Problem statement: Whenever a line contains the string "административной", copy it out of the entries.

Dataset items
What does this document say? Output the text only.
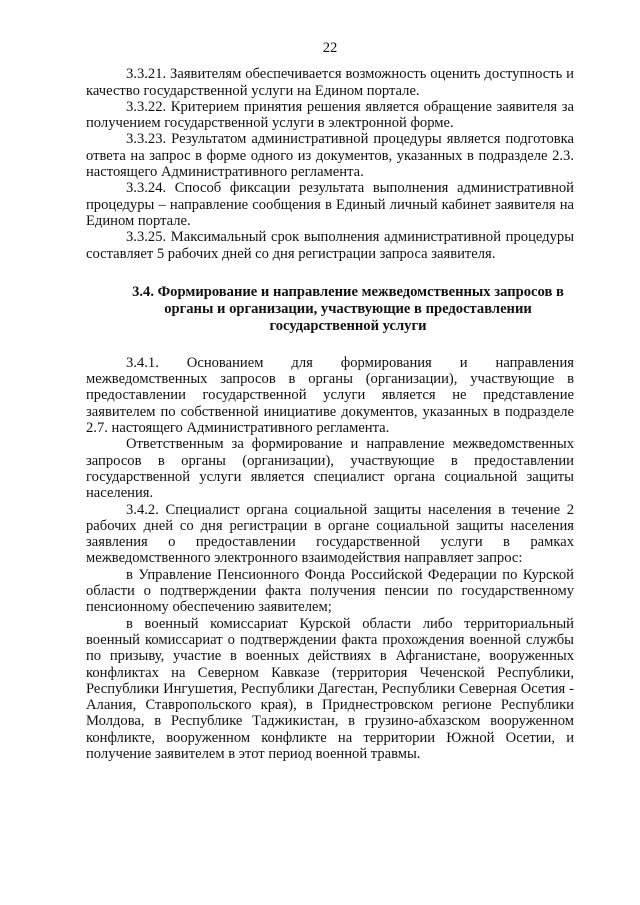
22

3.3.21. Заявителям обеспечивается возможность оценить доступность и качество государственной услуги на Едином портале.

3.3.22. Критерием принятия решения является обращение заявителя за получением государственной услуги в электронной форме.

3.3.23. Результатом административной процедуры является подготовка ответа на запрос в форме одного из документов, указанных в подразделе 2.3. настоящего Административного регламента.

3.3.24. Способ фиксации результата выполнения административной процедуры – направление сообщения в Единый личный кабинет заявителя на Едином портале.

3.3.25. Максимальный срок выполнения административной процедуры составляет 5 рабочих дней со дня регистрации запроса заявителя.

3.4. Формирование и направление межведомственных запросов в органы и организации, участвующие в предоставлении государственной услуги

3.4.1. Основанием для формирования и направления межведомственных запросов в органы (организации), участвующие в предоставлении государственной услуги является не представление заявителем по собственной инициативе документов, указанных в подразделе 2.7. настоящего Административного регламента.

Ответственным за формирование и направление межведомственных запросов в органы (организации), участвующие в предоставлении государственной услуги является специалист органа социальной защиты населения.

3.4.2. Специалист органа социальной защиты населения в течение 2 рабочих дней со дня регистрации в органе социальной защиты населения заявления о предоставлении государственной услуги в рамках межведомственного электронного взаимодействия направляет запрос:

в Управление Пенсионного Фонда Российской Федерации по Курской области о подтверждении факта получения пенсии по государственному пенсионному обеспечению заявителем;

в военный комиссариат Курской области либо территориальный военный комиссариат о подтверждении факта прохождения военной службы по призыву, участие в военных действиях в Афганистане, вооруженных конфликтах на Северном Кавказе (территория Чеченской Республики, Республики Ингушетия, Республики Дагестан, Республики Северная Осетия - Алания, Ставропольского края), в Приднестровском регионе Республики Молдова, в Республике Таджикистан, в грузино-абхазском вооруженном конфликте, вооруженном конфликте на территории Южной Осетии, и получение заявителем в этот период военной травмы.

Exercise answer:
3.3.23. Результатом административной процедуры является подготовка ответа на запрос в форме одного из документов, указанных в подразделе 2.3. настоящего Административного регламента.
3.3.24. Способ фиксации результата выполнения административной процедуры – направление сообщения в Единый личный кабинет заявителя на Едином портале.
3.3.25. Максимальный срок выполнения административной процедуры составляет 5 рабочих дней со дня регистрации запроса заявителя.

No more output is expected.